**Problem statement**
Select and copy out every line in the records containing "page".

**Records for this task**

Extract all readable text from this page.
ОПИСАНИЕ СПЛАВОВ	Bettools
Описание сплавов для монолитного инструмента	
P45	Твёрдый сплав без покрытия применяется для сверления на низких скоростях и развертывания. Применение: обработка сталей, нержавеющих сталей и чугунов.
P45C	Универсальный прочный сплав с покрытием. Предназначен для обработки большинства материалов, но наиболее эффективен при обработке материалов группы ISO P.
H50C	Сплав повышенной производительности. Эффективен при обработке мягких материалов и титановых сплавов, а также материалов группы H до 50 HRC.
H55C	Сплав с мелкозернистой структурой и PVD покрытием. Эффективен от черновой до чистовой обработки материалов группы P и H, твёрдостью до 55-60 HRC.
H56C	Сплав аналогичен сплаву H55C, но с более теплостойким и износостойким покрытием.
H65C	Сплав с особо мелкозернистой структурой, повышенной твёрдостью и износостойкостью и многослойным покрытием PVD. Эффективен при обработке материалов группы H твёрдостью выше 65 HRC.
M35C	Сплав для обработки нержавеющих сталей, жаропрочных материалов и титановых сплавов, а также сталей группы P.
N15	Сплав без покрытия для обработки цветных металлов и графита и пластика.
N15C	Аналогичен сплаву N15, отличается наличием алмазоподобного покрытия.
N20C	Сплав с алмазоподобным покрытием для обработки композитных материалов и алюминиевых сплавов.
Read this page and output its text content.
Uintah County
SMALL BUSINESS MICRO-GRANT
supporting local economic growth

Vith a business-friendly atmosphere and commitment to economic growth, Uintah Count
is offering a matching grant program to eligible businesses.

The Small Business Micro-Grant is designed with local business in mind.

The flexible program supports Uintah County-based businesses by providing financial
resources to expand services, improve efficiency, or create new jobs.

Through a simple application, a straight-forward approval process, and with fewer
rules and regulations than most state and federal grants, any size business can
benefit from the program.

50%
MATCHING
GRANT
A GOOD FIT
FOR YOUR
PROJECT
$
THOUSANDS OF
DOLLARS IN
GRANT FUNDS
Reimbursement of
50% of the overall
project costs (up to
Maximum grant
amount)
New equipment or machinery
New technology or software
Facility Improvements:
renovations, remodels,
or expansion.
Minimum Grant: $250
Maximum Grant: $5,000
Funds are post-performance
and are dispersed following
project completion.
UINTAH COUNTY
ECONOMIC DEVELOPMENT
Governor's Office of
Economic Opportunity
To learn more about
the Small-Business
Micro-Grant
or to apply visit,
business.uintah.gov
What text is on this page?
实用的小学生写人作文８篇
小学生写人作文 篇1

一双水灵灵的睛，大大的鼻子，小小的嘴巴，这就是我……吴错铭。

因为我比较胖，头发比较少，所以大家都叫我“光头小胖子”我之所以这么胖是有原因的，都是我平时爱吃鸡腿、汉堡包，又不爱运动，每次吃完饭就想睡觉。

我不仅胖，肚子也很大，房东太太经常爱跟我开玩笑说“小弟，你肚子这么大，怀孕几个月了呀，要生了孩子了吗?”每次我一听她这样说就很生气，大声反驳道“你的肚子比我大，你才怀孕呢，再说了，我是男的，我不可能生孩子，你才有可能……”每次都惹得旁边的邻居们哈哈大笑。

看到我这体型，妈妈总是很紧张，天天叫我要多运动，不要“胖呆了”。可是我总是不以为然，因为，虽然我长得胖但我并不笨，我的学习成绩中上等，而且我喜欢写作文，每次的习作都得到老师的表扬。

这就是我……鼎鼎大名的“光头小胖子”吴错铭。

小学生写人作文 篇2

**Problem solution**
Extract all readable text from this page.
Read this page and output its text content.
What text is on this page?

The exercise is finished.